Omit all pictures and give the records below again exactly as written.

Excerpted data
####################

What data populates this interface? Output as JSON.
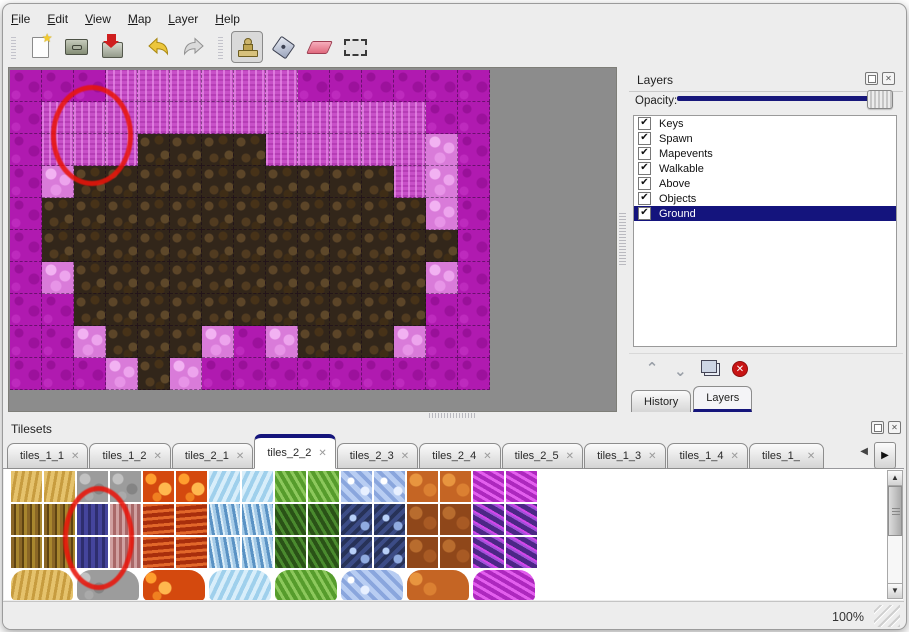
{
  "menu": {
    "items": [
      "File",
      "Edit",
      "View",
      "Map",
      "Layer",
      "Help"
    ]
  },
  "toolbar": {
    "buttons": [
      {
        "name": "new-map",
        "icon": "new-page-icon",
        "active": false
      },
      {
        "name": "open-map",
        "icon": "open-drawer-icon",
        "active": false
      },
      {
        "name": "save-map",
        "icon": "save-import-icon",
        "active": false
      },
      {
        "name": "undo",
        "icon": "undo-arrow-icon",
        "active": false
      },
      {
        "name": "redo",
        "icon": "redo-arrow-icon",
        "active": false
      },
      {
        "name": "stamp-tool",
        "icon": "stamp-icon",
        "active": true
      },
      {
        "name": "fill-tool",
        "icon": "paint-bucket-icon",
        "active": false
      },
      {
        "name": "eraser-tool",
        "icon": "eraser-icon",
        "active": false
      },
      {
        "name": "select-tool",
        "icon": "selection-rect-icon",
        "active": false
      }
    ]
  },
  "map": {
    "tile_size": 32,
    "cols": 15,
    "rows_count": 10,
    "legend": {
      "M": "dark-magenta-ground",
      "W": "bright-magenta-wall",
      "L": "light-pink-tuft",
      "B": "dark-brown-dirt"
    },
    "rows": [
      "MMMWWWWWWMMMMMM",
      "MWWWWWWWWWWWWMM",
      "MWWWBBBBWWWWWLM",
      "MLBBBBBBBBBBWLM",
      "MBBBBBBBBBBBBLM",
      "MBBBBBBBBBBBBBM",
      "MLBBBBBBBBBBBLM",
      "MMBBBBBBBBBBBMM",
      "MMLBBBLMLBBBLMM",
      "MMMLBLMMMMMMMMM"
    ],
    "annotation_color": "#e8150a"
  },
  "layers_panel": {
    "title": "Layers",
    "opacity_label": "Opacity:",
    "opacity_percent": 100,
    "layers": [
      {
        "label": "Keys",
        "checked": true,
        "selected": false
      },
      {
        "label": "Spawn",
        "checked": true,
        "selected": false
      },
      {
        "label": "Mapevents",
        "checked": true,
        "selected": false
      },
      {
        "label": "Walkable",
        "checked": true,
        "selected": false
      },
      {
        "label": "Above",
        "checked": true,
        "selected": false
      },
      {
        "label": "Objects",
        "checked": true,
        "selected": false
      },
      {
        "label": "Ground",
        "checked": true,
        "selected": true
      }
    ],
    "buttons": [
      "raise-layer",
      "lower-layer",
      "duplicate-layer",
      "delete-layer"
    ],
    "tabs": [
      {
        "label": "History",
        "active": false
      },
      {
        "label": "Layers",
        "active": true
      }
    ]
  },
  "tilesets_panel": {
    "title": "Tilesets",
    "active_tab": "tiles_2_2",
    "tabs": [
      {
        "label": "tiles_1_1"
      },
      {
        "label": "tiles_1_2"
      },
      {
        "label": "tiles_2_1"
      },
      {
        "label": "tiles_2_2"
      },
      {
        "label": "tiles_2_3"
      },
      {
        "label": "tiles_2_4"
      },
      {
        "label": "tiles_2_5"
      },
      {
        "label": "tiles_1_3"
      },
      {
        "label": "tiles_1_4"
      },
      {
        "label": "tiles_1_",
        "truncated": true
      }
    ],
    "close_glyph": "✕",
    "palette_rows": [
      [
        "tan",
        "tan",
        "stone",
        "stone",
        "lava",
        "lava",
        "iceL",
        "iceL",
        "grnL",
        "grnL",
        "cryL",
        "cryL",
        "rustL",
        "rustL",
        "magL",
        "magL"
      ],
      [
        "bark",
        "bark",
        "blue",
        "pinkbark",
        "flame",
        "flame",
        "iceD",
        "iceD",
        "grnD",
        "grnD",
        "cryD",
        "cryD",
        "rustD",
        "rustD",
        "purD",
        "purD"
      ],
      [
        "bark",
        "bark",
        "blue",
        "pinkbark",
        "flame",
        "flame",
        "iceD",
        "iceD",
        "grnD",
        "grnD",
        "cryD",
        "cryD",
        "rustD",
        "rustD",
        "purD",
        "purD"
      ]
    ],
    "blob_row": [
      "tan",
      "stone",
      "lava",
      "iceL",
      "grnL",
      "cryL",
      "rustL",
      "magL"
    ],
    "annotation_color": "#e8150a"
  },
  "status_bar": {
    "zoom": "100%"
  },
  "colors": {
    "accent_navy": "#15157c",
    "selection_bg": "#14147d",
    "map_empty_gray": "#8c8c8c",
    "annotation_red": "#e8150a"
  }
}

####################

Complete answer
What data populates this interface? Output as JSON.
{
  "menu": {
    "items": [
      "File",
      "Edit",
      "View",
      "Map",
      "Layer",
      "Help"
    ]
  },
  "toolbar": {
    "buttons": [
      {
        "name": "new-map",
        "icon": "new-page-icon",
        "active": false
      },
      {
        "name": "open-map",
        "icon": "open-drawer-icon",
        "active": false
      },
      {
        "name": "save-map",
        "icon": "save-import-icon",
        "active": false
      },
      {
        "name": "undo",
        "icon": "undo-arrow-icon",
        "active": false
      },
      {
        "name": "redo",
        "icon": "redo-arrow-icon",
        "active": false
      },
      {
        "name": "stamp-tool",
        "icon": "stamp-icon",
        "active": true
      },
      {
        "name": "fill-tool",
        "icon": "paint-bucket-icon",
        "active": false
      },
      {
        "name": "eraser-tool",
        "icon": "eraser-icon",
        "active": false
      },
      {
        "name": "select-tool",
        "icon": "selection-rect-icon",
        "active": false
      }
    ]
  },
  "map": {
    "tile_size": 32,
    "cols": 15,
    "rows_count": 10,
    "legend": {
      "M": "dark-magenta-ground",
      "W": "bright-magenta-wall",
      "L": "light-pink-tuft",
      "B": "dark-brown-dirt"
    },
    "rows": [
      "MMMWWWWWWMMMMMM",
      "MWWWWWWWWWWWWMM",
      "MWWWBBBBWWWWWLM",
      "MLBBBBBBBBBBWLM",
      "MBBBBBBBBBBBBLM",
      "MBBBBBBBBBBBBBM",
      "MLBBBBBBBBBBBLM",
      "MMBBBBBBBBBBBMM",
      "MMLBBBLMLBBBLMM",
      "MMMLBLMMMMMMMMM"
    ],
    "annotation_color": "#e8150a"
  },
  "layers_panel": {
    "title": "Layers",
    "opacity_label": "Opacity:",
    "opacity_percent": 100,
    "layers": [
      {
        "label": "Keys",
        "checked": true,
        "selected": false
      },
      {
        "label": "Spawn",
        "checked": true,
        "selected": false
      },
      {
        "label": "Mapevents",
        "checked": true,
        "selected": false
      },
      {
        "label": "Walkable",
        "checked": true,
        "selected": false
      },
      {
        "label": "Above",
        "checked": true,
        "selected": false
      },
      {
        "label": "Objects",
        "checked": true,
        "selected": false
      },
      {
        "label": "Ground",
        "checked": true,
        "selected": true
      }
    ],
    "buttons": [
      "raise-layer",
      "lower-layer",
      "duplicate-layer",
      "delete-layer"
    ],
    "tabs": [
      {
        "label": "History",
        "active": false
      },
      {
        "label": "Layers",
        "active": true
      }
    ]
  },
  "tilesets_panel": {
    "title": "Tilesets",
    "active_tab": "tiles_2_2",
    "tabs": [
      {
        "label": "tiles_1_1"
      },
      {
        "label": "tiles_1_2"
      },
      {
        "label": "tiles_2_1"
      },
      {
        "label": "tiles_2_2"
      },
      {
        "label": "tiles_2_3"
      },
      {
        "label": "tiles_2_4"
      },
      {
        "label": "tiles_2_5"
      },
      {
        "label": "tiles_1_3"
      },
      {
        "label": "tiles_1_4"
      },
      {
        "label": "tiles_1_",
        "truncated": true
      }
    ],
    "close_glyph": "✕",
    "palette_rows": [
      [
        "tan",
        "tan",
        "stone",
        "stone",
        "lava",
        "lava",
        "iceL",
        "iceL",
        "grnL",
        "grnL",
        "cryL",
        "cryL",
        "rustL",
        "rustL",
        "magL",
        "magL"
      ],
      [
        "bark",
        "bark",
        "blue",
        "pinkbark",
        "flame",
        "flame",
        "iceD",
        "iceD",
        "grnD",
        "grnD",
        "cryD",
        "cryD",
        "rustD",
        "rustD",
        "purD",
        "purD"
      ],
      [
        "bark",
        "bark",
        "blue",
        "pinkbark",
        "flame",
        "flame",
        "iceD",
        "iceD",
        "grnD",
        "grnD",
        "cryD",
        "cryD",
        "rustD",
        "rustD",
        "purD",
        "purD"
      ]
    ],
    "blob_row": [
      "tan",
      "stone",
      "lava",
      "iceL",
      "grnL",
      "cryL",
      "rustL",
      "magL"
    ],
    "annotation_color": "#e8150a"
  },
  "status_bar": {
    "zoom": "100%"
  },
  "colors": {
    "accent_navy": "#15157c",
    "selection_bg": "#14147d",
    "map_empty_gray": "#8c8c8c",
    "annotation_red": "#e8150a"
  }
}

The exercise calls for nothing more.